## Start Data supplied

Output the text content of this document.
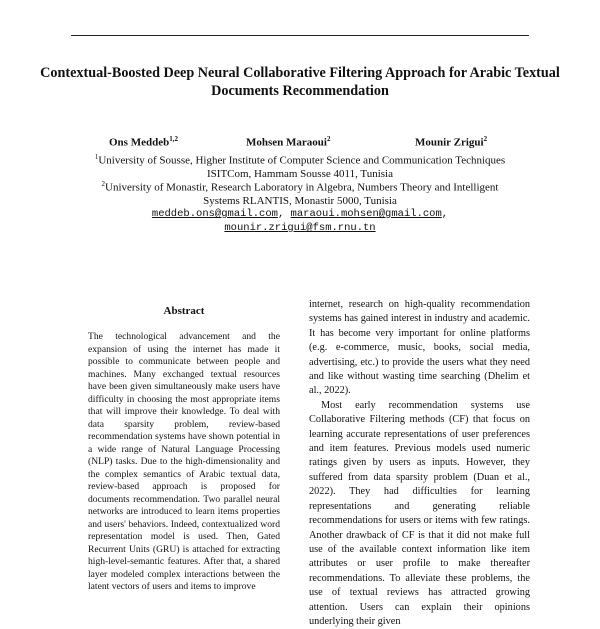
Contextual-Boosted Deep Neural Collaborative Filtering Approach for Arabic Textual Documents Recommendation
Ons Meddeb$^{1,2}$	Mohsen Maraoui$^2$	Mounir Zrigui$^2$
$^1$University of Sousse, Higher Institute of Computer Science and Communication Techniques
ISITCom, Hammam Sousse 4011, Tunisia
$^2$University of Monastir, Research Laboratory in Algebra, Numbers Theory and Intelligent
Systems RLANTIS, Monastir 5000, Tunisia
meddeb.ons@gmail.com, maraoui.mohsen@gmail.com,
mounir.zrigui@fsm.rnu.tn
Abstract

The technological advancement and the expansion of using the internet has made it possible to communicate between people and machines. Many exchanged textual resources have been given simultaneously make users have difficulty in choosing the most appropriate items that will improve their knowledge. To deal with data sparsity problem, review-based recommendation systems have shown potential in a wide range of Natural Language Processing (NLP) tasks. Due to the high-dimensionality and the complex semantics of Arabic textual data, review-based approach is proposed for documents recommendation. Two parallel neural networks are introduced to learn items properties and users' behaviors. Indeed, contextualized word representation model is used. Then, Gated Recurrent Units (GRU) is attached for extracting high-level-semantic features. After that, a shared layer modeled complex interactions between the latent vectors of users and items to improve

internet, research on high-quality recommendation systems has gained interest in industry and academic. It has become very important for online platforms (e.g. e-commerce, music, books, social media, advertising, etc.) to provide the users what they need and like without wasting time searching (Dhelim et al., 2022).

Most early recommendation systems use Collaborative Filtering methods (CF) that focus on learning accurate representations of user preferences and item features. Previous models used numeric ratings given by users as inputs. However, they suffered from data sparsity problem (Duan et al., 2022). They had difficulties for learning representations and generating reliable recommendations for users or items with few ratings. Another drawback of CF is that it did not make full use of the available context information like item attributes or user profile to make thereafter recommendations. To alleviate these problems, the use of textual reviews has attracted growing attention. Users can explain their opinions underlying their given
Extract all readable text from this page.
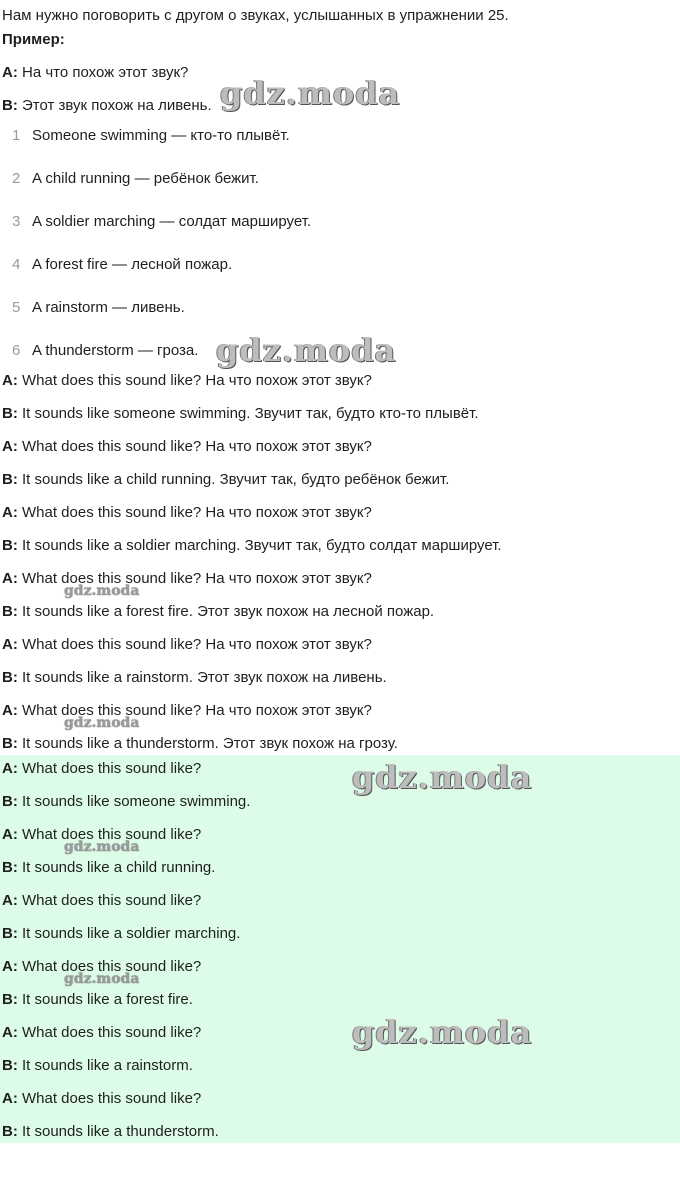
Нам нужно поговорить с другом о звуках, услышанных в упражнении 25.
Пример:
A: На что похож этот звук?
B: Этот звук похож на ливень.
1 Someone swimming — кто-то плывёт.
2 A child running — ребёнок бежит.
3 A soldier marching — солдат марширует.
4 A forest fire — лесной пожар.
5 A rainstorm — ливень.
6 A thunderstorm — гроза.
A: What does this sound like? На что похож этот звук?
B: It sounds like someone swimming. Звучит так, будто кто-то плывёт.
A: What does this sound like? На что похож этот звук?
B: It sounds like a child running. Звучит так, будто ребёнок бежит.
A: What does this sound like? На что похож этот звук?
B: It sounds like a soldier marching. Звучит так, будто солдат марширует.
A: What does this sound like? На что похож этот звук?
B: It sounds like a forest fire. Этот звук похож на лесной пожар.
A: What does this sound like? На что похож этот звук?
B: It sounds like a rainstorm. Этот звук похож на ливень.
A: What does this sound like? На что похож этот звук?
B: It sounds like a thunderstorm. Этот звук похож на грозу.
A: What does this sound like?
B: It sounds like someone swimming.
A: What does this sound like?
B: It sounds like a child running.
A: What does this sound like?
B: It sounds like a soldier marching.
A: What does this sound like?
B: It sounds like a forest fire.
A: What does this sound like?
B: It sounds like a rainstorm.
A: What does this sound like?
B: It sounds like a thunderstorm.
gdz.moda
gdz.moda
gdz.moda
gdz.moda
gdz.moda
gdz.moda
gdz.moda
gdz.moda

## End Data supplied

**Your task**
Except for the pictures, reproduce every line exactly.

**Written reply**
Output the text content of this document.
Contextual-Boosted Deep Neural Collaborative Filtering Approach for Arabic Textual Documents Recommendation
Ons Meddeb$^{1,2}$	Mohsen Maraoui$^2$	Mounir Zrigui$^2$
$^1$University of Sousse, Higher Institute of Computer Science and Communication Techniques
ISITCom, Hammam Sousse 4011, Tunisia
$^2$University of Monastir, Research Laboratory in Algebra, Numbers Theory and Intelligent
Systems RLANTIS, Monastir 5000, Tunisia
meddeb.ons@gmail.com, maraoui.mohsen@gmail.com,
mounir.zrigui@fsm.rnu.tn
Abstract

The technological advancement and the expansion of using the internet has made it possible to communicate between people and machines. Many exchanged textual resources have been given simultaneously make users have difficulty in choosing the most appropriate items that will improve their knowledge. To deal with data sparsity problem, review-based recommendation systems have shown potential in a wide range of Natural Language Processing (NLP) tasks. Due to the high-dimensionality and the complex semantics of Arabic textual data, review-based approach is proposed for documents recommendation. Two parallel neural networks are introduced to learn items properties and users' behaviors. Indeed, contextualized word representation model is used. Then, Gated Recurrent Units (GRU) is attached for extracting high-level-semantic features. After that, a shared layer modeled complex interactions between the latent vectors of users and items to improve

internet, research on high-quality recommendation systems has gained interest in industry and academic. It has become very important for online platforms (e.g. e-commerce, music, books, social media, advertising, etc.) to provide the users what they need and like without wasting time searching (Dhelim et al., 2022).

Most early recommendation systems use Collaborative Filtering methods (CF) that focus on learning accurate representations of user preferences and item features. Previous models used numeric ratings given by users as inputs. However, they suffered from data sparsity problem (Duan et al., 2022). They had difficulties for learning representations and generating reliable recommendations for users or items with few ratings. Another drawback of CF is that it did not make full use of the available context information like item attributes or user profile to make thereafter recommendations. To alleviate these problems, the use of textual reviews has attracted growing attention. Users can explain their opinions underlying their given
Extract all readable text from this page.
Нам нужно поговорить с другом о звуках, услышанных в упражнении 25.
Пример:
A: На что похож этот звук?
B: Этот звук похож на ливень.
1 Someone swimming — кто-то плывёт.
2 A child running — ребёнок бежит.
3 A soldier marching — солдат марширует.
4 A forest fire — лесной пожар.
5 A rainstorm — ливень.
6 A thunderstorm — гроза.
A: What does this sound like? На что похож этот звук?
B: It sounds like someone swimming. Звучит так, будто кто-то плывёт.
A: What does this sound like? На что похож этот звук?
B: It sounds like a child running. Звучит так, будто ребёнок бежит.
A: What does this sound like? На что похож этот звук?
B: It sounds like a soldier marching. Звучит так, будто солдат марширует.
A: What does this sound like? На что похож этот звук?
B: It sounds like a forest fire. Этот звук похож на лесной пожар.
A: What does this sound like? На что похож этот звук?
B: It sounds like a rainstorm. Этот звук похож на ливень.
A: What does this sound like? На что похож этот звук?
B: It sounds like a thunderstorm. Этот звук похож на грозу.
A: What does this sound like?
B: It sounds like someone swimming.
A: What does this sound like?
B: It sounds like a child running.
A: What does this sound like?
B: It sounds like a soldier marching.
A: What does this sound like?
B: It sounds like a forest fire.
A: What does this sound like?
B: It sounds like a rainstorm.
A: What does this sound like?
B: It sounds like a thunderstorm.
gdz.moda
gdz.moda
gdz.moda
gdz.moda
gdz.moda
gdz.moda
gdz.moda
gdz.moda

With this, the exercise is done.